## Exercise aim
Select the lines below containing the word "Melbourne".
-------- Source material
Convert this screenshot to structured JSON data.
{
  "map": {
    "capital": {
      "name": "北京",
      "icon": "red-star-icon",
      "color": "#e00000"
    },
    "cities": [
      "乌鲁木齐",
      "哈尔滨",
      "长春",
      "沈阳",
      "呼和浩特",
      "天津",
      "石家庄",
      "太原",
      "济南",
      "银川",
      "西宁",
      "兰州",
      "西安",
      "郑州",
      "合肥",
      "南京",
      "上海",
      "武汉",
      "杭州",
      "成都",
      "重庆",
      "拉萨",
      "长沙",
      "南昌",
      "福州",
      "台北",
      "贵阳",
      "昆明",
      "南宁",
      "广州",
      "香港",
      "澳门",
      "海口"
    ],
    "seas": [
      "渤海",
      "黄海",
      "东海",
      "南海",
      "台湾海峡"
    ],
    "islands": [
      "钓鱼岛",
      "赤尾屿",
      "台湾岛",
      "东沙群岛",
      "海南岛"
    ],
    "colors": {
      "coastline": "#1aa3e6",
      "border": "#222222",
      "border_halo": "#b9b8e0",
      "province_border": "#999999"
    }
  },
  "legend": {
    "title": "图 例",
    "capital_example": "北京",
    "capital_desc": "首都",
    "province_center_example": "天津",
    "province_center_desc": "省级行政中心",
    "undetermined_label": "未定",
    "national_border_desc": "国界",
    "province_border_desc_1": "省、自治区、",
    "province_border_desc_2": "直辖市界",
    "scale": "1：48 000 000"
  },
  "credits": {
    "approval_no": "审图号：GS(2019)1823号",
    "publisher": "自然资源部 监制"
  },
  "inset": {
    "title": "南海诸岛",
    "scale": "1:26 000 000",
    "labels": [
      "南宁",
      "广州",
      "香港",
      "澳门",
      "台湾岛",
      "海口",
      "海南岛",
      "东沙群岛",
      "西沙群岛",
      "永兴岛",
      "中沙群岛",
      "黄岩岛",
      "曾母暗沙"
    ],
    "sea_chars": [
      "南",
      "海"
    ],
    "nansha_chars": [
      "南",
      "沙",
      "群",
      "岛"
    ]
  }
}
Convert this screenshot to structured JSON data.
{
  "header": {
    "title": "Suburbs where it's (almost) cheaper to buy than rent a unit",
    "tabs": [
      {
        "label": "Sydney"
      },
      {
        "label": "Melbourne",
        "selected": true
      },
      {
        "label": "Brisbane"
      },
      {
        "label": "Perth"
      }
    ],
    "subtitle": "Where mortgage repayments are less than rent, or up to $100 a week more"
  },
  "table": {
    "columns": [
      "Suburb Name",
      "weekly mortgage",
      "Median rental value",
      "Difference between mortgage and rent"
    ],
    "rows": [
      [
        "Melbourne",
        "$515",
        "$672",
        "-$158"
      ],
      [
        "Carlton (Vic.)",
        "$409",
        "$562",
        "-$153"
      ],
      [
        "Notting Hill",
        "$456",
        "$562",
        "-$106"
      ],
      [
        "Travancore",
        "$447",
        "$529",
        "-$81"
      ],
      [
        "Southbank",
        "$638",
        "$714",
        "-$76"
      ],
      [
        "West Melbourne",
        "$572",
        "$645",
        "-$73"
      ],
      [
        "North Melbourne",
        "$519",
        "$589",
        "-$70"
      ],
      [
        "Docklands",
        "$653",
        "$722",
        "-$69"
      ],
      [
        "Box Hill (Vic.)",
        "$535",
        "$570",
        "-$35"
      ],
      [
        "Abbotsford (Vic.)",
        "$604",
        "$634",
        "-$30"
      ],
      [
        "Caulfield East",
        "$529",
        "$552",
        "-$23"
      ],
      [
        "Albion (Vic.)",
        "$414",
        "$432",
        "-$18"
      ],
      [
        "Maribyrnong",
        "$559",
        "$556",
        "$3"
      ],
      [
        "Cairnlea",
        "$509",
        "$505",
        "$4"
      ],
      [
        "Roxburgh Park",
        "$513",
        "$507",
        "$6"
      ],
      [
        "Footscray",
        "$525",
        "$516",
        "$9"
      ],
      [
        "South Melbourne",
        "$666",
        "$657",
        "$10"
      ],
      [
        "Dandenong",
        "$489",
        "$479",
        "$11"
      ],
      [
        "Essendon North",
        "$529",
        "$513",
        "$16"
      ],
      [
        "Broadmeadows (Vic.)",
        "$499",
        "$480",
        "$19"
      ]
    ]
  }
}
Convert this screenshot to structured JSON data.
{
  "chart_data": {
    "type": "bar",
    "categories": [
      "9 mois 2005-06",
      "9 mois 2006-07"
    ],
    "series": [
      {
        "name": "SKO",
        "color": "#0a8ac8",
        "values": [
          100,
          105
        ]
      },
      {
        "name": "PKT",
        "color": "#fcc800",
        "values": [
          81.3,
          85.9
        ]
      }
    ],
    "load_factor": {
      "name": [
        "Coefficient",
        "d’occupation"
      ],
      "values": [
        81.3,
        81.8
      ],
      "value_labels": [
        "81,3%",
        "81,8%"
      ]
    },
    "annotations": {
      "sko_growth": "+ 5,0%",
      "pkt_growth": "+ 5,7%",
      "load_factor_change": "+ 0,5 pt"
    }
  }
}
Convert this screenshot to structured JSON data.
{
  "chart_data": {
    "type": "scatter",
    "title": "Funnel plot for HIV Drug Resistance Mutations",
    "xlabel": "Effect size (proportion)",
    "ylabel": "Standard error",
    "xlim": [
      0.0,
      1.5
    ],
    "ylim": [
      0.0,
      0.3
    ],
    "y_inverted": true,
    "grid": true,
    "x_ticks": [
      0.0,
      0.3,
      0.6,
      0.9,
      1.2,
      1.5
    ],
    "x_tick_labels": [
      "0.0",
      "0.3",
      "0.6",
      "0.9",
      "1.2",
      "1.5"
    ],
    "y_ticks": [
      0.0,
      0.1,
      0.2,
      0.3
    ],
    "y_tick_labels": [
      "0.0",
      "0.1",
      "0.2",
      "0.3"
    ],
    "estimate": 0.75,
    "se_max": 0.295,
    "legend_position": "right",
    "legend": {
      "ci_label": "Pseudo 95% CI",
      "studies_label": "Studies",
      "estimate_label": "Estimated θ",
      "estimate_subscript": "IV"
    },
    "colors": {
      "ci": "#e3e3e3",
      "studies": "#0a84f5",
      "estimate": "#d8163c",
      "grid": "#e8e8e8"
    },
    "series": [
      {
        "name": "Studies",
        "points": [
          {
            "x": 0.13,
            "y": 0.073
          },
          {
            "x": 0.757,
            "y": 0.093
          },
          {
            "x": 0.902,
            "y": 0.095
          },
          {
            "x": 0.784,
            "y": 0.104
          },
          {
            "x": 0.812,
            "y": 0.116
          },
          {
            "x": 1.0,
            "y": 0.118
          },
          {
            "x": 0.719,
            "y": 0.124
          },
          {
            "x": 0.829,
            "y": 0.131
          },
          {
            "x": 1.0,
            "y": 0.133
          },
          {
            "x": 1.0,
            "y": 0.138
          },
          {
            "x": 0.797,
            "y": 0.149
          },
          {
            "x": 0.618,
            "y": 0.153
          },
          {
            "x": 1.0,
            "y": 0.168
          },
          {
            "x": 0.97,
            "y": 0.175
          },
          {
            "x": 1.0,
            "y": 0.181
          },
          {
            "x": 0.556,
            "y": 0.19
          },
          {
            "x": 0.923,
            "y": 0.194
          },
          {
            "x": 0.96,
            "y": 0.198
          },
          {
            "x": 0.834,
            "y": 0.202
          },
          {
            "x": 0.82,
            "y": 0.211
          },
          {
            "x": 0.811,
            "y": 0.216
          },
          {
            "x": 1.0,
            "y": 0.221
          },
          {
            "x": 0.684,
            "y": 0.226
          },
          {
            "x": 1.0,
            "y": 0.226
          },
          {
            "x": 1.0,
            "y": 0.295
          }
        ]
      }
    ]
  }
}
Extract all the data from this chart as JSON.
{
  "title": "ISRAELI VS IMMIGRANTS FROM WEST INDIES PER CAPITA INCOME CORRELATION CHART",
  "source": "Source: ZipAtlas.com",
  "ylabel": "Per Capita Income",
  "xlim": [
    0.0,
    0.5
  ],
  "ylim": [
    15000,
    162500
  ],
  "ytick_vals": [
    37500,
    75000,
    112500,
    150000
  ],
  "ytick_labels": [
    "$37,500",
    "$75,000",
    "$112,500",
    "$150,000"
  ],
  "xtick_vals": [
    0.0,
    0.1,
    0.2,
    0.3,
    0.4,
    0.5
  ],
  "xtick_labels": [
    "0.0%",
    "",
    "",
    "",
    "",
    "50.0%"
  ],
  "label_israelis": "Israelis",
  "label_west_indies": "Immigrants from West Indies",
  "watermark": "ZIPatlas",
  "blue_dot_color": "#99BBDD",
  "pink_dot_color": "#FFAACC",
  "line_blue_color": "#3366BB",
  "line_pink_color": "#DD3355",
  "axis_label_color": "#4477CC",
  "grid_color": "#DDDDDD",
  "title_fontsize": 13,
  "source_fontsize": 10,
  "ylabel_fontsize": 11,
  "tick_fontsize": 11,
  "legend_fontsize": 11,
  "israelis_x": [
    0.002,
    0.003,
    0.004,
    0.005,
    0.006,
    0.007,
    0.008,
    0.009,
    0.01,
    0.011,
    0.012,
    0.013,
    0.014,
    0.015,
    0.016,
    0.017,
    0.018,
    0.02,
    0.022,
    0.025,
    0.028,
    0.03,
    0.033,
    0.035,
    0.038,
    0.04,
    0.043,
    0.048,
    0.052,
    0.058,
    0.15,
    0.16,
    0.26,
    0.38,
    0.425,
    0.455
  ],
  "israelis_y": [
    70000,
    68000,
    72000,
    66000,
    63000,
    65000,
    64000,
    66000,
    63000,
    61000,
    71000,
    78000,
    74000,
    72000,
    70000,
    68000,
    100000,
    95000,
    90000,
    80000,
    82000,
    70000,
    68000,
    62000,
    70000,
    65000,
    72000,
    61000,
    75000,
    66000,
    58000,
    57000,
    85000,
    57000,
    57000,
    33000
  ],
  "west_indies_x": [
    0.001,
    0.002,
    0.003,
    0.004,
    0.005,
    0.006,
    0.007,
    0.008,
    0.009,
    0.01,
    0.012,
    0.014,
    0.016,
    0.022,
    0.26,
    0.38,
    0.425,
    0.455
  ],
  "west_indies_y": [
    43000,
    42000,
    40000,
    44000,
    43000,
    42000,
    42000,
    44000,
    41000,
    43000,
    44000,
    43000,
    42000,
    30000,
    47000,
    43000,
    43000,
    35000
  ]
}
----------------
## Result for this task
        "label": "Melbourne",
        "Melbourne",
        "West Melbourne",
        "North Melbourne",
        "South Melbourne",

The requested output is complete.